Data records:
>>>

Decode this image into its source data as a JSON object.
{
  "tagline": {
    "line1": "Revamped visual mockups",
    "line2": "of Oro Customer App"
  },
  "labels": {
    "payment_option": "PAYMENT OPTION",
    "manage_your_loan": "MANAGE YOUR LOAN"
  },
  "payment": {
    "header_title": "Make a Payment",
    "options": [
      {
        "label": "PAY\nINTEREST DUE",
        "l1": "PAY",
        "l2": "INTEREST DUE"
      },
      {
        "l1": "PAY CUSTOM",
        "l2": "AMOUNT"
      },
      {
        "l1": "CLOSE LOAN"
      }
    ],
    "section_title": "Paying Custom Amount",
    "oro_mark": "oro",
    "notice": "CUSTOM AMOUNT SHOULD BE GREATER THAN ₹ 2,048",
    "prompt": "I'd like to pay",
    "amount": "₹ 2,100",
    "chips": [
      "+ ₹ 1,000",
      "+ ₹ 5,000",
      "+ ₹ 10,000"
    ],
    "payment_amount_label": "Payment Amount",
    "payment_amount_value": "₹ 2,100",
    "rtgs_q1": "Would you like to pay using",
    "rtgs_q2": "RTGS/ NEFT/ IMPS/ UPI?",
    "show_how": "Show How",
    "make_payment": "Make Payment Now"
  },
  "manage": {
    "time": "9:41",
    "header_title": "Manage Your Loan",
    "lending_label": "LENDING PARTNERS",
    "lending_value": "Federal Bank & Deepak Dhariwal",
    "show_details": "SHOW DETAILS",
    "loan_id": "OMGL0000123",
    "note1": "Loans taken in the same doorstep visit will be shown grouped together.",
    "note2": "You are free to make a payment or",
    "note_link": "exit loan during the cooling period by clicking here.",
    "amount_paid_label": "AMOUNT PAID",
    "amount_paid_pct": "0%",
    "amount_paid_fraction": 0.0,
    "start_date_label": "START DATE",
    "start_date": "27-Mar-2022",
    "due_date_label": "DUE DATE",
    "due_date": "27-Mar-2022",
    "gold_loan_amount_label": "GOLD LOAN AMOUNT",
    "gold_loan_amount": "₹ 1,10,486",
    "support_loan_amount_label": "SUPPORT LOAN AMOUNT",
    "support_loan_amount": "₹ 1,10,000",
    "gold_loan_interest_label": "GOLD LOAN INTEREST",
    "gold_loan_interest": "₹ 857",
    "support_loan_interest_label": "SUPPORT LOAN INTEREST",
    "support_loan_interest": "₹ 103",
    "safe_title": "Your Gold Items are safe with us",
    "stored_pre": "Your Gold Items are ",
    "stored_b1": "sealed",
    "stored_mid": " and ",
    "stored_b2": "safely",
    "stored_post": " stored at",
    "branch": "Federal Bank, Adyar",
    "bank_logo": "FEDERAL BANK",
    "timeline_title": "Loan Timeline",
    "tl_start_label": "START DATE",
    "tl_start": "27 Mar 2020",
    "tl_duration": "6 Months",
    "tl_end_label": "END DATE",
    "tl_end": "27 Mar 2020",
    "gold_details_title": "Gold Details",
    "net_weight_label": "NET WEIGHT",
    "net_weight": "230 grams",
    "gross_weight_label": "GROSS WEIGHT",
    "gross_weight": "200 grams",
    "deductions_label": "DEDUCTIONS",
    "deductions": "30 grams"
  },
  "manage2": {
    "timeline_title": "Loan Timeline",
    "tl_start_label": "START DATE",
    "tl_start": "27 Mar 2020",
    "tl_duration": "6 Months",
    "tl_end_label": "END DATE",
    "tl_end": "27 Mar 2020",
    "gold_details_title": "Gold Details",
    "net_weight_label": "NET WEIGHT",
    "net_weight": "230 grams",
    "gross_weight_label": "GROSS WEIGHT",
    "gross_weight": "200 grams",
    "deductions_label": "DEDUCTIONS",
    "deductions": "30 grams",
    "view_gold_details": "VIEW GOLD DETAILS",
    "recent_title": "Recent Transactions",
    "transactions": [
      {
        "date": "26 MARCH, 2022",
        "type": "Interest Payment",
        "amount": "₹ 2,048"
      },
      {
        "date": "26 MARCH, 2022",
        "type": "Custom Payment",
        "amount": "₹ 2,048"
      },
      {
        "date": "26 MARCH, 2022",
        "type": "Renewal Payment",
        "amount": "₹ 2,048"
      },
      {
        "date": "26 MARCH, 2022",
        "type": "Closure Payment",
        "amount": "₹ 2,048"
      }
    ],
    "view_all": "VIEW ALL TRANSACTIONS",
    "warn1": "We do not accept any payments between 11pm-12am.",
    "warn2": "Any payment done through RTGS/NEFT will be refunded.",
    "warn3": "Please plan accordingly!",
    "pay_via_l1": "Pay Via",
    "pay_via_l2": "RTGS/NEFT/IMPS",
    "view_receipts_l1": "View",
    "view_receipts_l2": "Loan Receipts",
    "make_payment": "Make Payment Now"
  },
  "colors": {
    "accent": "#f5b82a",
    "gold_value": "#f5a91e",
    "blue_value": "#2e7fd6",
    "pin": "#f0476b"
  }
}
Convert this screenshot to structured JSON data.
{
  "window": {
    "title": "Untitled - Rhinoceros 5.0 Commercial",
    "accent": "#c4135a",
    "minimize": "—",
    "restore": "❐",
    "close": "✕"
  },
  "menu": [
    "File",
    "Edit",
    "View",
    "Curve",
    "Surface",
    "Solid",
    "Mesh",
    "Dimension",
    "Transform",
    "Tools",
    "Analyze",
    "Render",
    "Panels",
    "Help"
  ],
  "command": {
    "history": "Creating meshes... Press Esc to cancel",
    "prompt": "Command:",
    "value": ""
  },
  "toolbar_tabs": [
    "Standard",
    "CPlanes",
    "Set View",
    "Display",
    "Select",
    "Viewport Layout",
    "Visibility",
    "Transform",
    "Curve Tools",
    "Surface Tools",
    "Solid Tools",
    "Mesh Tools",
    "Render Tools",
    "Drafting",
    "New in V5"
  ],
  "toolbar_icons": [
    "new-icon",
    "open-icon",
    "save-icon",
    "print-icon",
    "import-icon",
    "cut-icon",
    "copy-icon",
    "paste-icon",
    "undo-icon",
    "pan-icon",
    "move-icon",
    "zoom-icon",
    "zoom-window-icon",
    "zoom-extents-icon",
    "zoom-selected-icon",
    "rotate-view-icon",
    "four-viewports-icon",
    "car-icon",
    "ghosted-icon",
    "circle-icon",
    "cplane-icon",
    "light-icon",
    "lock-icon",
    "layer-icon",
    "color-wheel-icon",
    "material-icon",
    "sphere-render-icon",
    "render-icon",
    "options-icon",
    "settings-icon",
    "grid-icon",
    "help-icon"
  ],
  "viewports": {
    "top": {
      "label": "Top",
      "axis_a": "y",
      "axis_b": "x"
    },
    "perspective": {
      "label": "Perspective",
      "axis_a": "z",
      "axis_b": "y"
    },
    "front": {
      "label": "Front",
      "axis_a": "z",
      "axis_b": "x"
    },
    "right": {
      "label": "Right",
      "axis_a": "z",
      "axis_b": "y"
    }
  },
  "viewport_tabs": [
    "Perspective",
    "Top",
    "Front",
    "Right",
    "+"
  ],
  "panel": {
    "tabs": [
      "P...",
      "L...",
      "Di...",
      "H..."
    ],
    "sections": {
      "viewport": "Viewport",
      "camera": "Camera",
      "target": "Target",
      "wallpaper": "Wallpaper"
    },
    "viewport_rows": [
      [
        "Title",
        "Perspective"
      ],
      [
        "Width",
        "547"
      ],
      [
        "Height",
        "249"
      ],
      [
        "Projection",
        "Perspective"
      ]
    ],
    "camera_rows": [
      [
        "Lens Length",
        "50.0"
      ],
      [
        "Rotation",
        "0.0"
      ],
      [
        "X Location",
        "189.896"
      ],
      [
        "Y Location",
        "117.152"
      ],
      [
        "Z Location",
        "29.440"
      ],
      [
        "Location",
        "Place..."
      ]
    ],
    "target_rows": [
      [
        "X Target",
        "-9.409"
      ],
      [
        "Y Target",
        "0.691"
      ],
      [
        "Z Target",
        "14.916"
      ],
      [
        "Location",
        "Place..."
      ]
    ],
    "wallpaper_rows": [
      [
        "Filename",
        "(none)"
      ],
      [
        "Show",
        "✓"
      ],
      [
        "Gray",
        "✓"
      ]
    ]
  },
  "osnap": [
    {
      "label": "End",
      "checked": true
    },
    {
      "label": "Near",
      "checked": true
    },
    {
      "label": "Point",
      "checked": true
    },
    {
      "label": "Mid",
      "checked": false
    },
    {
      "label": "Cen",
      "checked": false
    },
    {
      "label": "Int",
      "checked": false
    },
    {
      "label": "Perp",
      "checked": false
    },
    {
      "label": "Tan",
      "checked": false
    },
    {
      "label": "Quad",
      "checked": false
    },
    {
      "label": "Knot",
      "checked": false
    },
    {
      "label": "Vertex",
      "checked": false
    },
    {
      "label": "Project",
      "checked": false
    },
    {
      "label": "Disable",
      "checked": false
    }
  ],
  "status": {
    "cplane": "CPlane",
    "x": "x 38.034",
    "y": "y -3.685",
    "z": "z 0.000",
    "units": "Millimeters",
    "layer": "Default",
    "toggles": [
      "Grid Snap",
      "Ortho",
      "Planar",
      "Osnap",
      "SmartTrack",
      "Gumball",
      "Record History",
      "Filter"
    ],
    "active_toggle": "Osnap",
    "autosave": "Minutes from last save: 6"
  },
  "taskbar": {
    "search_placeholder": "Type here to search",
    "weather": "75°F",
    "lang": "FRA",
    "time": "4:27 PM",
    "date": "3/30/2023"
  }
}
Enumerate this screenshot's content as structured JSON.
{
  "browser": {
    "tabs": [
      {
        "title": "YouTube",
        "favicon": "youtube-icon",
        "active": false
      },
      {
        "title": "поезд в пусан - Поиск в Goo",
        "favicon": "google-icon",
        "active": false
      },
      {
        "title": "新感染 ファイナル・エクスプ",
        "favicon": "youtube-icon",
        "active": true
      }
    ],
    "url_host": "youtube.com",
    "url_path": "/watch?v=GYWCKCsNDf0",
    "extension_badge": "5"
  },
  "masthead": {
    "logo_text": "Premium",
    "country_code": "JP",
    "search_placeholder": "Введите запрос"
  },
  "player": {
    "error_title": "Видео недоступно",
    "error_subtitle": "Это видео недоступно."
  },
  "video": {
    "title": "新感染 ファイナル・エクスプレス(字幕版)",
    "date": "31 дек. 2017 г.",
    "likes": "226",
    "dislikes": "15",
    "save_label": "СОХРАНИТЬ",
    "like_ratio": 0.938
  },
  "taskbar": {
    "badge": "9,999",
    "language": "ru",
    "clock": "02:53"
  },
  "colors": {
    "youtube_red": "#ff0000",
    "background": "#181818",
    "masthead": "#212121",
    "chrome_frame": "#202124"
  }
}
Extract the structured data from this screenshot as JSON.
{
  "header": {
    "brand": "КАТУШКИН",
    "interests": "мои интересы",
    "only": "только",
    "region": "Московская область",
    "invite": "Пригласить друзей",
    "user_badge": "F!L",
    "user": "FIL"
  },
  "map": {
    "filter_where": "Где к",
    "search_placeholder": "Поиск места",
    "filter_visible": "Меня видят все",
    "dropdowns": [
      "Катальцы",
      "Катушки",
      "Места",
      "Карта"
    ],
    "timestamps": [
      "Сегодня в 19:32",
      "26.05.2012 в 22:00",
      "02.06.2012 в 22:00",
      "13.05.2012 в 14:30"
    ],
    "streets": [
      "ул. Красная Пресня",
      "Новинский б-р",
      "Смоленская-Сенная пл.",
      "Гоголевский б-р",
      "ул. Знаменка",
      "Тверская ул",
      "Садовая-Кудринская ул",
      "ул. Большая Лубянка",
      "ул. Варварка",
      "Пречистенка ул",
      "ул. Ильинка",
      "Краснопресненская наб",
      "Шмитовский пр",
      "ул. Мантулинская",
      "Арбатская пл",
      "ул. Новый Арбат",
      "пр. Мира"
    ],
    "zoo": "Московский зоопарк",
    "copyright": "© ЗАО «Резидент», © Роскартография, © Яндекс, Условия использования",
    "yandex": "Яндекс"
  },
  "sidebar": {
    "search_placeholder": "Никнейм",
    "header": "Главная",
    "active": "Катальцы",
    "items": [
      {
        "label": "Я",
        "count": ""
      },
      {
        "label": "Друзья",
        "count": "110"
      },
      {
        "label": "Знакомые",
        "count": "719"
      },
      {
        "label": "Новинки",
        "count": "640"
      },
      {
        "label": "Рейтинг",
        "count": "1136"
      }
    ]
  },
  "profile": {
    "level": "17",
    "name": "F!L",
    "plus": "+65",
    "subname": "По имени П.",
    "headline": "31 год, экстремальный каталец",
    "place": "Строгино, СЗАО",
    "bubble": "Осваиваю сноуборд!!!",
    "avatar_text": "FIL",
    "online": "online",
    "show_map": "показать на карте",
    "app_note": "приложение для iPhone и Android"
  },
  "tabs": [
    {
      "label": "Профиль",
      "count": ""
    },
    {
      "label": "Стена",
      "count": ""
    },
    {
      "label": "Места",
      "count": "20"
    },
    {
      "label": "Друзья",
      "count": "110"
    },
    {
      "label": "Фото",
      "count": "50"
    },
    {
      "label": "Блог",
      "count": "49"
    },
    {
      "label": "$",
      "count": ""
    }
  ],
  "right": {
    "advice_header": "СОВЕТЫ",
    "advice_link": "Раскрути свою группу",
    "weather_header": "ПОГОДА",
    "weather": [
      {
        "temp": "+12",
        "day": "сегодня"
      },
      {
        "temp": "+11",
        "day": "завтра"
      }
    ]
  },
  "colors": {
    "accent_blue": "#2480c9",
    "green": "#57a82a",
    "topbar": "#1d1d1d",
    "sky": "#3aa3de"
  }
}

<<<

== GIVEN PROBLEM ==
Of the lines above, how many include the word "Location"? Reply with the number only.

== IN RESPONSE ==
5